>> BEGIN Records shown

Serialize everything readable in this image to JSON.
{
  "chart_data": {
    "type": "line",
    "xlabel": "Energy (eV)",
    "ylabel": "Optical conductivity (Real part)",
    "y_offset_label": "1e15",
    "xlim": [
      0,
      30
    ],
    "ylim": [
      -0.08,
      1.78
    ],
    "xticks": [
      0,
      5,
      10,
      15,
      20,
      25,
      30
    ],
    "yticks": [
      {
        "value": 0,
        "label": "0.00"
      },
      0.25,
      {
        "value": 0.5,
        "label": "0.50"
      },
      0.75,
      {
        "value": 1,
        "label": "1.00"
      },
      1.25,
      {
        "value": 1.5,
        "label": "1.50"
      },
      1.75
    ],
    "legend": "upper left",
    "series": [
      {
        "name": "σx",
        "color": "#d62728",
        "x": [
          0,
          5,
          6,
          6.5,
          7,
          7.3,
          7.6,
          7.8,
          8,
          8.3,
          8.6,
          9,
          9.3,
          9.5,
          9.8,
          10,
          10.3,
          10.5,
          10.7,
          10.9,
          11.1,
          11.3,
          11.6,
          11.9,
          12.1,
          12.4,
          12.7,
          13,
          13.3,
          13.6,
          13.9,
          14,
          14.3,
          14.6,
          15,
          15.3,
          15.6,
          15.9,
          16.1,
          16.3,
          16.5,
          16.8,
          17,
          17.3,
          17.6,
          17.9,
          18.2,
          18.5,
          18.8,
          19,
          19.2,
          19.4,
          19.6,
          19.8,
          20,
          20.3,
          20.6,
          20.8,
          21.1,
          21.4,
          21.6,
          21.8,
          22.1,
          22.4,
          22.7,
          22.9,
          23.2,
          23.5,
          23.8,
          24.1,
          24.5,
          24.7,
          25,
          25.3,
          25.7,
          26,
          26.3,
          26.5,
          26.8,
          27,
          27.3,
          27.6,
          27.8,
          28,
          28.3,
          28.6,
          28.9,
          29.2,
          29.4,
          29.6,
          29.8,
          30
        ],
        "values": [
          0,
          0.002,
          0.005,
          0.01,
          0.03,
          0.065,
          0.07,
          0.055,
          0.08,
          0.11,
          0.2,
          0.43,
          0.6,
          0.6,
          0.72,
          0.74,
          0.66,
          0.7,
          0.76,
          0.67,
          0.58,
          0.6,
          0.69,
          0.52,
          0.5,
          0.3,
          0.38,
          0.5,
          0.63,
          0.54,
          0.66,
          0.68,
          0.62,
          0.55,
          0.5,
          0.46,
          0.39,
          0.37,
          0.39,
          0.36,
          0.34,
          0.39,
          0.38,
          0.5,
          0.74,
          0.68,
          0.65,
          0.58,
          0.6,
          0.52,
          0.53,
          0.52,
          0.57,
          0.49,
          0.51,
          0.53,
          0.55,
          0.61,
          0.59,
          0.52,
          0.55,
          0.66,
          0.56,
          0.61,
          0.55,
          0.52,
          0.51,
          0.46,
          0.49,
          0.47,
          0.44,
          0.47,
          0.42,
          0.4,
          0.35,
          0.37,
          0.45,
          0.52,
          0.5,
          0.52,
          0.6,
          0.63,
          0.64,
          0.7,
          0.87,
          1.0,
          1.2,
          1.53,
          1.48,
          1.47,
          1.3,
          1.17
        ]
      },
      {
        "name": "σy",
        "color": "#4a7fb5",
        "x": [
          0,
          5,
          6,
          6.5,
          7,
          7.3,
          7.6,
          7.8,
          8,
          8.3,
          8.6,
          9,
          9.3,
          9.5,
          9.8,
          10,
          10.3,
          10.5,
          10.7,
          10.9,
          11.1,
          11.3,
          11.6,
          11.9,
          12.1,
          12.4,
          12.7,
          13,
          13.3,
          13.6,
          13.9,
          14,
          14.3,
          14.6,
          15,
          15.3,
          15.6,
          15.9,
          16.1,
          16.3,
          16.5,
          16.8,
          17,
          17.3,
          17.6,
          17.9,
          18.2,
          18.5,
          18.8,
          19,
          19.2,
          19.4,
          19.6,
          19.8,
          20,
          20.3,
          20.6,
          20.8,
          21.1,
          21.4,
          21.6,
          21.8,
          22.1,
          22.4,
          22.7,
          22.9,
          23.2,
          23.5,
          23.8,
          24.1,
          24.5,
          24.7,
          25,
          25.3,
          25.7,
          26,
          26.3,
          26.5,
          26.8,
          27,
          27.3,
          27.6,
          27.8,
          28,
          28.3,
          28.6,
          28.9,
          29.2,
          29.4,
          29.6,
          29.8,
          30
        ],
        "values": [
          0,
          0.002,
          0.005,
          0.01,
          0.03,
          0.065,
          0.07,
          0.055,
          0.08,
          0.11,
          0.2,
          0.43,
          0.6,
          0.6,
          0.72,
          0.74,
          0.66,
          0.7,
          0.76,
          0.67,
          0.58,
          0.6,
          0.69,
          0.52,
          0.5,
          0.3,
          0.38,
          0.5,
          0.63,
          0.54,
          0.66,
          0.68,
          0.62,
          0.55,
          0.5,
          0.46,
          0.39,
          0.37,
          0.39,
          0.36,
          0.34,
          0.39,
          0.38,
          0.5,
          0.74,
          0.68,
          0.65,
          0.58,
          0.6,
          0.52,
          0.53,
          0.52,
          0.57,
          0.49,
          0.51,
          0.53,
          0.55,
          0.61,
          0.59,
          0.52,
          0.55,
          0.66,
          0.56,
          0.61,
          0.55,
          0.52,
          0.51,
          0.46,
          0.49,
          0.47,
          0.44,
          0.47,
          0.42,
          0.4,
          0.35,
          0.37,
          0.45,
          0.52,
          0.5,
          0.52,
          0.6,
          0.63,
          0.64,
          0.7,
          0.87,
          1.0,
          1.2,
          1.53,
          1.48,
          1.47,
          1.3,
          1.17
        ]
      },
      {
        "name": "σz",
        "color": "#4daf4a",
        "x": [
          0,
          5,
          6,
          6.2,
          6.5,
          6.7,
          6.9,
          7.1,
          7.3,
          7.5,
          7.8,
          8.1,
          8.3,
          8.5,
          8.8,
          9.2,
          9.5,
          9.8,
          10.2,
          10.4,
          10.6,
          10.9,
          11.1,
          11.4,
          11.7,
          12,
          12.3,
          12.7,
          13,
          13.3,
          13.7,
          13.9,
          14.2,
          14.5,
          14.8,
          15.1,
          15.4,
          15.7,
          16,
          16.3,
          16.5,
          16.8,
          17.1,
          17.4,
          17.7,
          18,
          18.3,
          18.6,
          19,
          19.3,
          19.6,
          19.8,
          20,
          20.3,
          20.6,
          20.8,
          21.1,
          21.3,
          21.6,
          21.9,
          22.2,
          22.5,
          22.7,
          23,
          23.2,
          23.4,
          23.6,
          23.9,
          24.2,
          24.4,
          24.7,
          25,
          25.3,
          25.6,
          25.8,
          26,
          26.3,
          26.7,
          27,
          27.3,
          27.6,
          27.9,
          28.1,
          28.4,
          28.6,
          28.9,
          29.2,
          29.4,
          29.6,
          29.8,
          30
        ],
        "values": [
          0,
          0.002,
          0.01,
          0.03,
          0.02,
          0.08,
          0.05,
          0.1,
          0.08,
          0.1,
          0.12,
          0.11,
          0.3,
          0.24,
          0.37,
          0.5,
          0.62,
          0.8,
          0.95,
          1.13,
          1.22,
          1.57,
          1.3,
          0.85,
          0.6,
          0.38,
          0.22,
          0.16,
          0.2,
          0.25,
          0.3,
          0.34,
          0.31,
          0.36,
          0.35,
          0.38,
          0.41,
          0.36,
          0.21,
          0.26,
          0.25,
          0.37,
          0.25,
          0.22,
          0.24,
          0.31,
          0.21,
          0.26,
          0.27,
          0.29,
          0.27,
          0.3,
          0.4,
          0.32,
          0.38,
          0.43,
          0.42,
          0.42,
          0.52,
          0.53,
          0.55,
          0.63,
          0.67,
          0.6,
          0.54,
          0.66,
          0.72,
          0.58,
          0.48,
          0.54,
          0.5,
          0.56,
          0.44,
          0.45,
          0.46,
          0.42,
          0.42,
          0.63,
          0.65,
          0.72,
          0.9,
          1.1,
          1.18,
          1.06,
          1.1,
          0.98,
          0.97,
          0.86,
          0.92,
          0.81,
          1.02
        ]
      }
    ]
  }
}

>> END Records shown

(Your task) Check each line of these records for the string "color" and state only how many lines have it.

(Reply) 3